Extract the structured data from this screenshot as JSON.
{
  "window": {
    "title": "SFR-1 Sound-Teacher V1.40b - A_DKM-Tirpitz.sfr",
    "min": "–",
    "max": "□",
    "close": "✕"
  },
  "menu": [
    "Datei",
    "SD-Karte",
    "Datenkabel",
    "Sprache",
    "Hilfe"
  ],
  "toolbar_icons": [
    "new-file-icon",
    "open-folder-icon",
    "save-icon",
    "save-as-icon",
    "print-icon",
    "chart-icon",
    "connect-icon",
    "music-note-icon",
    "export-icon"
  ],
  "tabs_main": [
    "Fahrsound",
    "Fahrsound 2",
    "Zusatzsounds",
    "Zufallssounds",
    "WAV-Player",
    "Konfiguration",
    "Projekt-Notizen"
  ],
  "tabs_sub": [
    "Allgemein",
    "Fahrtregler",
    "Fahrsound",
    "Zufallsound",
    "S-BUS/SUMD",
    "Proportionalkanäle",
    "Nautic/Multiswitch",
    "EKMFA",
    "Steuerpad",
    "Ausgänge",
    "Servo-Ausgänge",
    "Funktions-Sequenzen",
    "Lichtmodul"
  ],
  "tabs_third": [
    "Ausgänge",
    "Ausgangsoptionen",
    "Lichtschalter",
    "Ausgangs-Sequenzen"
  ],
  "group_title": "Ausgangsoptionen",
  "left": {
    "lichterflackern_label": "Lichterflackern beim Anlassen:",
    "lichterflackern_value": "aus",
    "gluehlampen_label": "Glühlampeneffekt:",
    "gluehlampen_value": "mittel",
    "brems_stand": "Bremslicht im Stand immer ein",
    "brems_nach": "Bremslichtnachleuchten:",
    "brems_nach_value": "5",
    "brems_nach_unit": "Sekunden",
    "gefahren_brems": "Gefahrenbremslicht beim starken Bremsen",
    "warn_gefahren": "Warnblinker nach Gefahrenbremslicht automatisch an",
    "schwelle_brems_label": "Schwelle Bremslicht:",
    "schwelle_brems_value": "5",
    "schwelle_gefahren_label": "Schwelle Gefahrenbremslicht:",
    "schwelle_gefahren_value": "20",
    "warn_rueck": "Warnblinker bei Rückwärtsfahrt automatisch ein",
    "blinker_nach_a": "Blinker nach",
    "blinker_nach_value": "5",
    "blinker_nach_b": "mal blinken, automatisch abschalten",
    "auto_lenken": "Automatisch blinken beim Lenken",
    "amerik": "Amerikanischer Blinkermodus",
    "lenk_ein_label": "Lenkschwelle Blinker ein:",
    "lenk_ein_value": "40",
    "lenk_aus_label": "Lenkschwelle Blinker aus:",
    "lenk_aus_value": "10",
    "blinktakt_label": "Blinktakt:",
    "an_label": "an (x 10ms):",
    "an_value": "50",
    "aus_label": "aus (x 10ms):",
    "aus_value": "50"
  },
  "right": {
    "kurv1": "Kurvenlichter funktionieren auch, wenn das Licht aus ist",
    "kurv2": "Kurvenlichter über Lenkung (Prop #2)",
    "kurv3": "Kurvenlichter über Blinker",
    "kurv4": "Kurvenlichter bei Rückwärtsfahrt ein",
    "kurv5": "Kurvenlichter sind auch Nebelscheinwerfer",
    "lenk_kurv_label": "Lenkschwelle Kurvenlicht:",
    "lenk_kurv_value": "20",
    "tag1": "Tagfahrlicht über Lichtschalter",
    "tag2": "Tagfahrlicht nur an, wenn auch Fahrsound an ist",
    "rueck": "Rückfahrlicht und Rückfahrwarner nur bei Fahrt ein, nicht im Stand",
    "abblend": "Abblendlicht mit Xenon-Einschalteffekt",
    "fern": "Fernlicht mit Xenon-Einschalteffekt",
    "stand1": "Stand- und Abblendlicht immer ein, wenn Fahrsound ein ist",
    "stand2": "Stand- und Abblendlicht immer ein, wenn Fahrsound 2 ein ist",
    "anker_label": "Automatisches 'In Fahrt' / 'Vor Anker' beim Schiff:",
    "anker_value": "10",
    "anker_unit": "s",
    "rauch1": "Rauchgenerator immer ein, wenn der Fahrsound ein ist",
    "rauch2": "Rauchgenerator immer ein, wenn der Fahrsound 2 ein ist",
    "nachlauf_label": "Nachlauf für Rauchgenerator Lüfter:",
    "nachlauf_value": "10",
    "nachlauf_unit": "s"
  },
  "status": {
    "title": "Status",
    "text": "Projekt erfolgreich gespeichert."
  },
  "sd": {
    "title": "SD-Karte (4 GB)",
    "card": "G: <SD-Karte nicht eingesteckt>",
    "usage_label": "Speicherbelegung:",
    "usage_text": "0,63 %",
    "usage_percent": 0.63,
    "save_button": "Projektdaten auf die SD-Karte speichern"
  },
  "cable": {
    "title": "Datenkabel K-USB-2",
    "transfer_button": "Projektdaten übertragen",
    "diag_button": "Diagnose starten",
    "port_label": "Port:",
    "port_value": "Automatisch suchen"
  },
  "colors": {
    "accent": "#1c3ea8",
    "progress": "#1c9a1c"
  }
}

*Objective*
Write out the records shown above, exactly as they appear.

*Worked solution*
Extract the structured data from this screenshot as JSON.
{
  "window": {
    "title": "SFR-1 Sound-Teacher V1.40b - A_DKM-Tirpitz.sfr",
    "min": "–",
    "max": "□",
    "close": "✕"
  },
  "menu": [
    "Datei",
    "SD-Karte",
    "Datenkabel",
    "Sprache",
    "Hilfe"
  ],
  "toolbar_icons": [
    "new-file-icon",
    "open-folder-icon",
    "save-icon",
    "save-as-icon",
    "print-icon",
    "chart-icon",
    "connect-icon",
    "music-note-icon",
    "export-icon"
  ],
  "tabs_main": [
    "Fahrsound",
    "Fahrsound 2",
    "Zusatzsounds",
    "Zufallssounds",
    "WAV-Player",
    "Konfiguration",
    "Projekt-Notizen"
  ],
  "tabs_sub": [
    "Allgemein",
    "Fahrtregler",
    "Fahrsound",
    "Zufallsound",
    "S-BUS/SUMD",
    "Proportionalkanäle",
    "Nautic/Multiswitch",
    "EKMFA",
    "Steuerpad",
    "Ausgänge",
    "Servo-Ausgänge",
    "Funktions-Sequenzen",
    "Lichtmodul"
  ],
  "tabs_third": [
    "Ausgänge",
    "Ausgangsoptionen",
    "Lichtschalter",
    "Ausgangs-Sequenzen"
  ],
  "group_title": "Ausgangsoptionen",
  "left": {
    "lichterflackern_label": "Lichterflackern beim Anlassen:",
    "lichterflackern_value": "aus",
    "gluehlampen_label": "Glühlampeneffekt:",
    "gluehlampen_value": "mittel",
    "brems_stand": "Bremslicht im Stand immer ein",
    "brems_nach": "Bremslichtnachleuchten:",
    "brems_nach_value": "5",
    "brems_nach_unit": "Sekunden",
    "gefahren_brems": "Gefahrenbremslicht beim starken Bremsen",
    "warn_gefahren": "Warnblinker nach Gefahrenbremslicht automatisch an",
    "schwelle_brems_label": "Schwelle Bremslicht:",
    "schwelle_brems_value": "5",
    "schwelle_gefahren_label": "Schwelle Gefahrenbremslicht:",
    "schwelle_gefahren_value": "20",
    "warn_rueck": "Warnblinker bei Rückwärtsfahrt automatisch ein",
    "blinker_nach_a": "Blinker nach",
    "blinker_nach_value": "5",
    "blinker_nach_b": "mal blinken, automatisch abschalten",
    "auto_lenken": "Automatisch blinken beim Lenken",
    "amerik": "Amerikanischer Blinkermodus",
    "lenk_ein_label": "Lenkschwelle Blinker ein:",
    "lenk_ein_value": "40",
    "lenk_aus_label": "Lenkschwelle Blinker aus:",
    "lenk_aus_value": "10",
    "blinktakt_label": "Blinktakt:",
    "an_label": "an (x 10ms):",
    "an_value": "50",
    "aus_label": "aus (x 10ms):",
    "aus_value": "50"
  },
  "right": {
    "kurv1": "Kurvenlichter funktionieren auch, wenn das Licht aus ist",
    "kurv2": "Kurvenlichter über Lenkung (Prop #2)",
    "kurv3": "Kurvenlichter über Blinker",
    "kurv4": "Kurvenlichter bei Rückwärtsfahrt ein",
    "kurv5": "Kurvenlichter sind auch Nebelscheinwerfer",
    "lenk_kurv_label": "Lenkschwelle Kurvenlicht:",
    "lenk_kurv_value": "20",
    "tag1": "Tagfahrlicht über Lichtschalter",
    "tag2": "Tagfahrlicht nur an, wenn auch Fahrsound an ist",
    "rueck": "Rückfahrlicht und Rückfahrwarner nur bei Fahrt ein, nicht im Stand",
    "abblend": "Abblendlicht mit Xenon-Einschalteffekt",
    "fern": "Fernlicht mit Xenon-Einschalteffekt",
    "stand1": "Stand- und Abblendlicht immer ein, wenn Fahrsound ein ist",
    "stand2": "Stand- und Abblendlicht immer ein, wenn Fahrsound 2 ein ist",
    "anker_label": "Automatisches 'In Fahrt' / 'Vor Anker' beim Schiff:",
    "anker_value": "10",
    "anker_unit": "s",
    "rauch1": "Rauchgenerator immer ein, wenn der Fahrsound ein ist",
    "rauch2": "Rauchgenerator immer ein, wenn der Fahrsound 2 ein ist",
    "nachlauf_label": "Nachlauf für Rauchgenerator Lüfter:",
    "nachlauf_value": "10",
    "nachlauf_unit": "s"
  },
  "status": {
    "title": "Status",
    "text": "Projekt erfolgreich gespeichert."
  },
  "sd": {
    "title": "SD-Karte (4 GB)",
    "card": "G: <SD-Karte nicht eingesteckt>",
    "usage_label": "Speicherbelegung:",
    "usage_text": "0,63 %",
    "usage_percent": 0.63,
    "save_button": "Projektdaten auf die SD-Karte speichern"
  },
  "cable": {
    "title": "Datenkabel K-USB-2",
    "transfer_button": "Projektdaten übertragen",
    "diag_button": "Diagnose starten",
    "port_label": "Port:",
    "port_value": "Automatisch suchen"
  },
  "colors": {
    "accent": "#1c3ea8",
    "progress": "#1c9a1c"
  }
}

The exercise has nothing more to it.